- **EXERCISE TASK A**
Please list the crops that the Hampstead Cricket Club history says were growing on the Lymington Road site when the club moved there.
- **EXERCISE TASK B**
Reproduce the passage of the Hampstead Cricket Club history that opens with the words containing "The move to" and closes with "enlarged in 1896.".
- **EXERCISE TASK C**
Carry on the history of Hampstead Cricket Club from the point where it stops.

- **DOCUMENT EXCERPT**
○ ○ ○ ○ ○

Hampstead Cricket Club (HCC) is celebrating its 150th birthday in 2015. There was a charity dinner at Lords on Thursday night, and other events are planned throughout the year both on and off the Lymington Road ground. All have been organised by West Hampstead resident and club chairman, Jim Carter, inbetween filming series six of Downton Abbey!

Hampstead residents have been playing cricket – or forms of the game – for hundreds of years. They used cleared land on the Heath or any other open space for informal games before clubs were established. In August 1802, 11 gentlemen of Highgate challenged 11 gentlemen of Hampstead to a match, for a purse of 500 guineas. This was a huge amount of money, equivalent to about £40,000 today. Highgate won by 54 runs, noting ‘even betting at the start.’ A few weeks earlier, many of the players had been part of a combined Hampstead and Highgate team that played for the same prize money and beat the MCC (Marylebone Cricket Club – the governing body of cricket as well as a team) by 112 runs.

The Hampstead Cricket Club that we know today wasn’t the first to use the name. By 1851, there was a club of that name renting a field north of England’s Lane and membership was limited to 60 players. When the land was built on, around 1870, the club closed or amalgamated.

The nearby Eton and Middlesex Cricket Ground was open by 1857. It started close to the northwest slopes of Primrose Hill, but migrated westwards as building crept ever closer. Eventually it covered 16 acres, roughly the western end of the present Elsworthy Road and Wadham Gardens, over towards Avenue Road. As far as we can tell, the St John’s Wood Club that played here became Hampstead Cricket Club. In 1871, the club moved to St Mary’s Fields, open land north of the church of the same name on Abbey Road, and was renamed as the St John’s Wood (Hampstead) Club.

The Club’s new landlords were the Maryon Wilson family, lords of the manor of Hampstead. But when the line of Priory Road was agreed and building plans were made for the land between there and Finchley Road, the club was again forced to leave. They relocated to the present site on Lymington Road in 1877, then described as a cultivated arable field with growing crops of turnips, mangold wurzel, potatoes.

The move to West Hampstead – or West End as it was called then – coincided with the adoption of a new name and colours: the St John’s Wood (Hampstead) Club became the Hampstead Cricket Club. The setting was still rural: no Alvanley Gardens, Lymington Road or Crediton Hill, and sweeping views towards the wooded Hampstead slopes. The approach to the new field was improved into a track of sorts, leading from Finchley Road to the cricket pavilion. The £1,000 moving costs included transporting the original pavilion from the pitch on St Mary’s Fields. It was rebuilt in 1879 and enlarged in 1896.

○ ○ ○ ○ ○

- **Raw records**

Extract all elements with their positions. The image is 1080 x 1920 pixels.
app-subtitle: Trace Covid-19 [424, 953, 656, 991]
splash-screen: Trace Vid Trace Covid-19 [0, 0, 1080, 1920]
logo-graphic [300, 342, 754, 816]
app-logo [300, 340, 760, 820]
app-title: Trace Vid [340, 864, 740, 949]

○ ○ ○ ○ ○

- **EXPECTED OUTPUT A**
turnips, mangold wurzel, potatoes

- **EXPECTED OUTPUT B**
The move to West Hampstead – or West End as it was called then – coincided with the adoption of a new name and colours: the St John’s Wood (Hampstead) Club became the Hampstead Cricket Club. The setting was still rural: no Alvanley Gardens, Lymington Road or Crediton Hill, and sweeping views towards the wooded Hampstead slopes. The approach to the new field was improved into a track of sorts, leading from Finchley Road to the cricket pavilion. The £1,000 moving costs included transporting the original pavilion from the pitch on St Mary’s Fields. It was rebuilt in 1879 and enlarged in 1896.

- **EXPECTED OUTPUT C**
View from the ground, 1879, looking towards Hampstead

View from the ground, 1879, looking towards Hampstead

In May 1878 it was agreed that,

A cask of beer should be kept on the ground for the benefit of Members only and it was decided to sell temperance drinks at 4d a bottle and to put up a notice in the booth (at the side of the clubhouse) that no beer or spirits were sold on the ground.

With free beer, it’s no wonder HCC was very popular!

Over the years, the managing committee considered many schemes for buying the ground, but while the rent was nominal, the asking price for the freehold was always too high. Crunch time came in 1924 with rising land values. That July, the club was given until December to either purchase the freehold or leave. The landlord wanted £18,000 and the club decided to raise £25,000, to allow for necessary improvements to buildings and grounds. With help from generous donations, the money was eventually found and the freehold purchased.

Many great cricketers played at the HCC, which established itself as an important London club. Hockey was played until 1894 and tennis courts were built alongside the pavilion. Members held regular social events, including an annual black tie dinner and family sports day.

The pavilion about 1902. This was replaced by the current club house in 1927

The pavilion about 1902. This was replaced by the current club house in 1927

The Highest score on record!
On 3 August 1886, a match was played between HCC and the Stoics. At the time, declarations were not allowed and Andrew Ernest Stoddart batted for just over 6 hours, making 485 runs. This was the highest individual score ever recorded at the time – not just at Hampstead, but anywhere ever. His feat was all the more amazing because he’d been playing cards the night before and hadn’t been to bed.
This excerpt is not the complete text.